◆ WHAT THE TASK ASKS ◆
Which lines hold the word "from"? Show each of them.

[Dataset rows]
-=-=-

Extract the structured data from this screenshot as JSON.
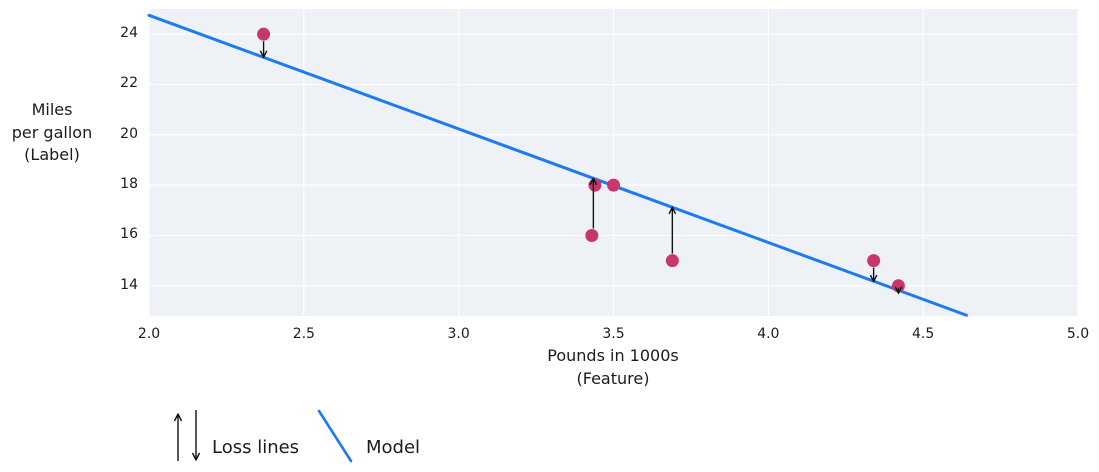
{
  "figure": {
    "background": "#ffffff",
    "plot_background": "#eef1f6",
    "grid_color": "#ffffff",
    "text_color": "#1c1c1c"
  },
  "chart_data": {
    "type": "scatter",
    "xlabel": "Pounds in 1000s\n(Feature)",
    "ylabel": "Miles\nper gallon\n(Label)",
    "xlim": [
      2.0,
      5.0
    ],
    "ylim": [
      12.8,
      25.0
    ],
    "grid": true,
    "xticks": {
      "values": [
        2.0,
        2.5,
        3.0,
        3.5,
        4.0,
        4.5,
        5.0
      ],
      "labels": [
        "2.0",
        "2.5",
        "3.0",
        "3.5",
        "4.0",
        "4.5",
        "5.0"
      ]
    },
    "yticks": {
      "values": [
        14,
        16,
        18,
        20,
        22,
        24
      ],
      "labels": [
        "14",
        "16",
        "18",
        "20",
        "22",
        "24"
      ]
    },
    "points": {
      "color": "#c8366b",
      "radius": 6.5,
      "xy": [
        [
          2.37,
          24
        ],
        [
          3.44,
          18
        ],
        [
          3.5,
          18
        ],
        [
          3.43,
          16
        ],
        [
          3.69,
          15
        ],
        [
          4.34,
          15
        ],
        [
          4.42,
          14
        ]
      ]
    },
    "model_line": {
      "name": "Model",
      "color": "#1e7af0",
      "width": 3,
      "points": [
        [
          2.0,
          24.75
        ],
        [
          4.64,
          12.83
        ]
      ]
    },
    "loss_lines": {
      "name": "Loss lines",
      "color": "#111111",
      "segments": [
        {
          "x": 2.37,
          "from": 24,
          "to": 23.08,
          "direction": "down"
        },
        {
          "x": 3.435,
          "from": 16,
          "to": 18.27,
          "direction": "up"
        },
        {
          "x": 3.69,
          "from": 15,
          "to": 17.12,
          "direction": "up"
        },
        {
          "x": 4.34,
          "from": 15,
          "to": 14.17,
          "direction": "down"
        },
        {
          "x": 4.42,
          "from": 14,
          "to": 13.7,
          "direction": "down"
        }
      ]
    }
  },
  "legend": {
    "loss_label": "Loss lines",
    "model_label": "Model"
  }
}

-=-=-

◆ COMPLETE OUTPUT ◆
Extract the structured data from this screenshot as JSON.
          "from": 24,
          "from": 16,
          "from": 15,
          "from": 15,
          "from": 14,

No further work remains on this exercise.